One thing I dont like is that the person I bought this note from, has sealed the note in a plastic wallet I will probably cut it out of the wallet (carefully)

Friday, 5 May 2017


This set is making up the ones I had earlier (see here) I just have one more to get !! (the Lynx).
Above are the Rouble notes from Belaus ther first one is the 5 Rouble note with a picture of wolves on the front. The next  one is the 3 rouble note with beavers on the note and finally is the 1 rouble note with the hare motif. all are from 1992.

If I am being correct two of the notes above should be named as Roublei note as  this is the plural of rouble , but rouble sound more familiar..

More Belorussian notes here

Well look what i found in the collection! this lynx must have sneaked in when i was not looking!! so here is the 10 rouble note from 1992. All the notes in this little group have the reverse similar to the one above with colour  variation. so the group is complete.

Tuesday, 18 April 2017


Well here it is, my 1000 note in the collection and a great note as well. This note - a 100 Pengo note from 1945 - is a large note. However in 1946 the Pengo went into Hyperinflation which saw a note of 100 quintillion pengo which is written as:

100,000,000,000,000.000,000 !!!! which at the time had a exchange rate equal to $0.20 and there was notes ordered with 1 sextillion pengo denominations - and another 0 to the one above -  but were never issued.

But back to the note above. the front of the note has Matthias Corvinus, who seemed to be king of most of central europe and the reverse has the royal palace in Budapest


This is a Hungarian 10 pengo note from 1936 with Patrona Hungariae (protector of Hungary) on the front and the statue of St Stephen on a horse. This note also has an SS overprint on the front left.

Explaination of OVERPRINT HERE

More notes from Hungary HERE

The pengő  was the currency of Hungary between 1 January 1927, when it replaced the korona, and 31 July 1946, when it was replaced by the forint. The pengő was subdivided into 100 fillér. Although the introduction of the pengő was part of a post-World War I stabilisation program, the currency survived for only 20 years and experienced the most serious hyperinflation ever recorded.

from Wikipedia


I bought a job lot of Russian note from an auction at Ramsay Cornish and Although i had most of them already there were a couple of new ones to my collection. Above is the 10 Ruble note from 1961 With an image of Lenin's bust on the front CCCP on the reverse.

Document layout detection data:
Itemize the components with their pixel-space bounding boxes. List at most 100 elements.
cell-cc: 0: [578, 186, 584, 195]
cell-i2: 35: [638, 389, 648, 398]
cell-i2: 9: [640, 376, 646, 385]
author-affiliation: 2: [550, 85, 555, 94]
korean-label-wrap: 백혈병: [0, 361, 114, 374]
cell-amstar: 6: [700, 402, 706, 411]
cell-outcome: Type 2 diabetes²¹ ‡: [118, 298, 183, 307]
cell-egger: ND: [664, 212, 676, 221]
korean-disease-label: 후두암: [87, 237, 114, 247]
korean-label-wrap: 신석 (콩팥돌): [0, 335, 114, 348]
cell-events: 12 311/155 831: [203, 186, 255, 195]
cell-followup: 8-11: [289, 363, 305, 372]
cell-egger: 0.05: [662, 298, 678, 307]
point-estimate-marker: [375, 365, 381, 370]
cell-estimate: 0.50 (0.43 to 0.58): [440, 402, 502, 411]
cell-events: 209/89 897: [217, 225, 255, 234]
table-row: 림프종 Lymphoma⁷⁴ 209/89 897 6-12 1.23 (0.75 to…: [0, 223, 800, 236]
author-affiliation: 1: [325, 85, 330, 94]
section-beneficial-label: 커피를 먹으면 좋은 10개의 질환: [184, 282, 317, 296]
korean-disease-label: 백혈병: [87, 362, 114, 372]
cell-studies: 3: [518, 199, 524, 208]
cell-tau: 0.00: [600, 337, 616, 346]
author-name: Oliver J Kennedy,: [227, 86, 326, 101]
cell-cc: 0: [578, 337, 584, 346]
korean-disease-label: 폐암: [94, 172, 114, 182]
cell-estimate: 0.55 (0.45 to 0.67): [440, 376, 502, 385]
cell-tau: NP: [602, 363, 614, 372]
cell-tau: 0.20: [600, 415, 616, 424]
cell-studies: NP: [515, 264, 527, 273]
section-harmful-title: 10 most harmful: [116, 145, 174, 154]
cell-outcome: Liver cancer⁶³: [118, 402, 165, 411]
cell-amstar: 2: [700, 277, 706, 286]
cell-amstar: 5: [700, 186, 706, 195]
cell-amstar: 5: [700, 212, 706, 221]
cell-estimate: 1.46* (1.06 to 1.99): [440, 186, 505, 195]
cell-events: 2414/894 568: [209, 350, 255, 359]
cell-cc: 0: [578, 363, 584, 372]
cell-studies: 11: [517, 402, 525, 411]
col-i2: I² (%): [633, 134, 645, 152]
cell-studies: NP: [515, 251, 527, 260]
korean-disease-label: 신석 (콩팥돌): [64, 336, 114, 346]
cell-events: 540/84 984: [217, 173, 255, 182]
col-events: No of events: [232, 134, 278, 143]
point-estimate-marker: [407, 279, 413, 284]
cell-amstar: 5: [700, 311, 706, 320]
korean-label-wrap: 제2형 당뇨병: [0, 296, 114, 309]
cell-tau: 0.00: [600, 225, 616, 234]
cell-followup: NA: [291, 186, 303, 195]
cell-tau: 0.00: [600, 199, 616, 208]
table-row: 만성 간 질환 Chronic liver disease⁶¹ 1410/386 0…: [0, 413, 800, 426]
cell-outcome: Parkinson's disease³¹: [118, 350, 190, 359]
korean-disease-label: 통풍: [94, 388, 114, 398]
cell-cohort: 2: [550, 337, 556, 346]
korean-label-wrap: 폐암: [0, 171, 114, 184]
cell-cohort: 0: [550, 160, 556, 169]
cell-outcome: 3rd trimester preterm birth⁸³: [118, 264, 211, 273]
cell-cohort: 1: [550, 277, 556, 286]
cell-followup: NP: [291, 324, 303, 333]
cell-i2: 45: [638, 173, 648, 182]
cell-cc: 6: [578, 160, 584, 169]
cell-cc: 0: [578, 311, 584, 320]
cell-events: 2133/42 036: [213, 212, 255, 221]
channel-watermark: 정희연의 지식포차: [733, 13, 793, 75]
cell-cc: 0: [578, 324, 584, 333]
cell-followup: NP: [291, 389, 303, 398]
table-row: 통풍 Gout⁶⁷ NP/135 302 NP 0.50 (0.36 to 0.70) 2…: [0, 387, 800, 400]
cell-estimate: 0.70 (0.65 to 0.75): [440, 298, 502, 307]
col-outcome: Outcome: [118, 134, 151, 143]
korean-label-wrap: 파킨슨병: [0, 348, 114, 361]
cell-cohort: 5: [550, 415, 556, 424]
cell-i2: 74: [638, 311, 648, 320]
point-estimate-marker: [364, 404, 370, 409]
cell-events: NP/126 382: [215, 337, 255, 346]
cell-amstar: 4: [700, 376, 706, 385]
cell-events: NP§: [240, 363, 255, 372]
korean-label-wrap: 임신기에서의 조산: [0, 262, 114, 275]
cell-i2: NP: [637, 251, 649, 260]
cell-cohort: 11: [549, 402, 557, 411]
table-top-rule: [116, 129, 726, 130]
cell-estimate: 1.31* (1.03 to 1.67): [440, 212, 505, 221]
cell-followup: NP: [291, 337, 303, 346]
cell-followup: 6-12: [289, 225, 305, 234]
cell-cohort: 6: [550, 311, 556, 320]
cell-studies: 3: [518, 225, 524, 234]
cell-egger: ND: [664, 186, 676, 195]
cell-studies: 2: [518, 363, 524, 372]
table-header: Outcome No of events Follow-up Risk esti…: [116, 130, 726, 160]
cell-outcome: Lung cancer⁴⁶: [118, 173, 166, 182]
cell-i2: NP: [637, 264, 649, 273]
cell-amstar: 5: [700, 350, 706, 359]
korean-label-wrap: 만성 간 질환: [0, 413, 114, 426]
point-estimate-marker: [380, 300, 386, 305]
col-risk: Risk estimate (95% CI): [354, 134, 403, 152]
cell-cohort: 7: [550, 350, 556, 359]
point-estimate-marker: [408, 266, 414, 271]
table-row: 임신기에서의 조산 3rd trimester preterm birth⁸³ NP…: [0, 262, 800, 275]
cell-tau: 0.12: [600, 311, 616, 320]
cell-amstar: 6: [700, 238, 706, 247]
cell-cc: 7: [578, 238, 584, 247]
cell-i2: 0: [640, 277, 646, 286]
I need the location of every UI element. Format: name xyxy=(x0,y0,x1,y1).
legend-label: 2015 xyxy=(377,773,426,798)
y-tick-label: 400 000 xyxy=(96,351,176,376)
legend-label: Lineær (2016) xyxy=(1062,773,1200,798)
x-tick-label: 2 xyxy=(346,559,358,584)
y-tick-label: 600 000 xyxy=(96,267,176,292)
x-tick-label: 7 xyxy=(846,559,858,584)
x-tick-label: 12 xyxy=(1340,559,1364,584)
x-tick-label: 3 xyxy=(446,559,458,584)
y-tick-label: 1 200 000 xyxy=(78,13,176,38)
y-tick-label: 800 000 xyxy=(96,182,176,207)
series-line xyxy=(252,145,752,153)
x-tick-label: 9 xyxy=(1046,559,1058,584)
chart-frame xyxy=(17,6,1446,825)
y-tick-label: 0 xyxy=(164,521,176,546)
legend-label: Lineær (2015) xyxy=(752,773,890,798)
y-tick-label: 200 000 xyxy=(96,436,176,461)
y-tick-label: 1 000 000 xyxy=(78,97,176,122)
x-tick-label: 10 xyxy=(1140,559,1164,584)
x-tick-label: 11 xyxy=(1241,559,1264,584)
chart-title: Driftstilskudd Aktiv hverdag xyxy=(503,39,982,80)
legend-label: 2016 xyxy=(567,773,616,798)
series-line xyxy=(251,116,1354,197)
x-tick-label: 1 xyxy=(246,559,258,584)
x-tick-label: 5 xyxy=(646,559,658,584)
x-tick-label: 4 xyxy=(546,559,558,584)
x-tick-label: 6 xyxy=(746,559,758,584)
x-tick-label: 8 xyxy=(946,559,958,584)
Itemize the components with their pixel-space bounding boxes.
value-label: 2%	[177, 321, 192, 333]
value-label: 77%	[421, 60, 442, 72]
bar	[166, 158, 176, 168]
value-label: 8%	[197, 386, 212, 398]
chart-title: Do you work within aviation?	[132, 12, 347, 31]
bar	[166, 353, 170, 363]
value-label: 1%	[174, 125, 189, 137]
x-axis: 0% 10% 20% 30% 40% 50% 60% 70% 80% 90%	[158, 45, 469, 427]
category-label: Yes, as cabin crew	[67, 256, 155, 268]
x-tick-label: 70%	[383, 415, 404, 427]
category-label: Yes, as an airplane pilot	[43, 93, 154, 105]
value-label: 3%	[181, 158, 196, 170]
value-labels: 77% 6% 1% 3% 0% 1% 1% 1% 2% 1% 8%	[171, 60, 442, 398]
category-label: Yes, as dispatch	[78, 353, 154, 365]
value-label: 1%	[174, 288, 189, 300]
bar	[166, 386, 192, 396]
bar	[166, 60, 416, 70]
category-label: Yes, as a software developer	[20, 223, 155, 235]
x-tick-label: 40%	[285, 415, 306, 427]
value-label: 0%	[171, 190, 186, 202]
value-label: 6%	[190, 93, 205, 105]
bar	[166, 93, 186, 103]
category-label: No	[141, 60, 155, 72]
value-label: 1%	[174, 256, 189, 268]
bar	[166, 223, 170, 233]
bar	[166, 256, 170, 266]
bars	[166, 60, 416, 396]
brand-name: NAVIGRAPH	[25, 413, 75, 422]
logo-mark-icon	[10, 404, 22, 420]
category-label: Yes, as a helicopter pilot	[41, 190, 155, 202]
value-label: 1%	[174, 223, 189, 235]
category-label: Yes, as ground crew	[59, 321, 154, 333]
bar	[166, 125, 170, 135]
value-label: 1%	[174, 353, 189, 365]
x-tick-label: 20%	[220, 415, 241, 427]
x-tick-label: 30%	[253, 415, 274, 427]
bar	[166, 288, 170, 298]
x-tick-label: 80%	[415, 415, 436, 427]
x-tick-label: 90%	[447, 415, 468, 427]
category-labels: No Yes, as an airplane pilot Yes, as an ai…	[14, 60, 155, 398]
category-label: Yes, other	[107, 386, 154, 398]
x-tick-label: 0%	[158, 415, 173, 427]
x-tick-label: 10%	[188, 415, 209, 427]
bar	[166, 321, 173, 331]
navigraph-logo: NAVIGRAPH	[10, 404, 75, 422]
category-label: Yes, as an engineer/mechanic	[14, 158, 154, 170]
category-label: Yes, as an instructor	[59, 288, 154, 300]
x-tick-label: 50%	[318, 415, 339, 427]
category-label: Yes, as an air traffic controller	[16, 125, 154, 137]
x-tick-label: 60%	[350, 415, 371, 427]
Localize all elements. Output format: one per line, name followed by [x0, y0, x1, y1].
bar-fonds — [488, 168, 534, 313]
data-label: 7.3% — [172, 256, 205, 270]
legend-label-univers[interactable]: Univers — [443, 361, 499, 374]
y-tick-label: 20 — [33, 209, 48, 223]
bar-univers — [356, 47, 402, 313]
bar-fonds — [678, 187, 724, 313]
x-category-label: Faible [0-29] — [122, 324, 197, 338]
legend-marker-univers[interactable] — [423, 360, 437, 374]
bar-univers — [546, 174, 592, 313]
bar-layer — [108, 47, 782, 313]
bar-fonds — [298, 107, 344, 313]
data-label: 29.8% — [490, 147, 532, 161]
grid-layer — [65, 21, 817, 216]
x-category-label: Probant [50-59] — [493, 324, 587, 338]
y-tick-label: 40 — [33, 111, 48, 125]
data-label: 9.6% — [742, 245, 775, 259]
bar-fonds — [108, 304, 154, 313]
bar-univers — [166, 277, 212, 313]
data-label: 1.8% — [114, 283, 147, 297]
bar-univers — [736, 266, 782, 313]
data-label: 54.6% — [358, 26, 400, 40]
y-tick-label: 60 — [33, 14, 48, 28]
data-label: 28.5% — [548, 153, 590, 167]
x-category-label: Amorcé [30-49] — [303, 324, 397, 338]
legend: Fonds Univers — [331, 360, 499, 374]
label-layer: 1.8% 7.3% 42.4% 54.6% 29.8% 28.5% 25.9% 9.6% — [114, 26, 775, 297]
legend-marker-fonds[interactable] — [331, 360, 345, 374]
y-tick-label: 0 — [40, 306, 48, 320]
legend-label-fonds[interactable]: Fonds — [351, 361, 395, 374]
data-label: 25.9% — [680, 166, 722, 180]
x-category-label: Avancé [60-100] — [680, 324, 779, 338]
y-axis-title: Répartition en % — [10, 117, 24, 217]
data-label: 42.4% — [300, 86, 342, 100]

TASKS FOR THIS EXERCISE:
[A] In the text about banknotes, repeat word for word the part that opens with the words containing "100,000,000,000,000.000,000 !!!! which" and closes with "the front left.".
[B] In the text about banknotes, which animals appear on the 3 rouble note?
[C] Carry the text about banknotes forward from its last sentence.

ANSWERS PROVIDED:
[A]
100,000,000,000,000.000,000 !!!! which at the time had a exchange rate equal to $0.20 and there was notes ordered with 1 sextillion pengo denominations - and another 0 to the one above -  but were never issued.

But back to the note above. the front of the note has Matthias Corvinus, who seemed to be king of most of central europe and the reverse has the royal palace in Budapest


This is a Hungarian 10 pengo note from 1936 with Patrona Hungariae (protector of Hungary) on the front and the statue of St Stephen on a horse. This note also has an SS overprint on the front left.

[B] Beavers.

[C]
 This note is also a 10 ruble note but from a much earlier date. This one has 1909 on it and I am not sure which signature is on it as it doesn't seem to match any of the 3 signatures listed in the reference book.



The three Polish notes above are all from the inter war period (1919-1939) but all have stamps which lead us to believe that they were still in use in 1939. Germany tried to occupy the whole of Poland in 1939 but, by breaking an accord with Soviet Russia , meant that Russia held half of Poland and Germany the other half until !941 when Germany went on the offensive and took the rest of Poland and went on to attack on the Eastern Front, the rest of Russia.

The first note above is the 50 Zlotych note from 1929. and you will see it has an overprint of the Deutsche LuftPost (german airmail) and the eagle and swastika of Nazi Germany. It also has the number 1024 which I am still researching to see what it signifies.

Next is the 100 Zlotych note from 1932, again with the Deutsche Luftpost stamp. it has Prince Jozef Poniatowski on the front and an oak tree on the reverse signifying the history of Poland.

The final note in this section above, is the 20 Zlotych note from 1936. now the overprint stamps are different and carry the SS sign and different wording  - which i cant make out - the note itself has Countess Emilia Plater  on the front and Wawel Castle in Krakow

the two notes above are the 1000 Zlotych and 500 Zlotch notes Respectively and you can find a description HERE . The only thing of note is the square stamp on the 500 Zlotych note which has a Masonic symbol on it and the ink has seeped through the paper to give it a see-through like lady's nylon stockings !!!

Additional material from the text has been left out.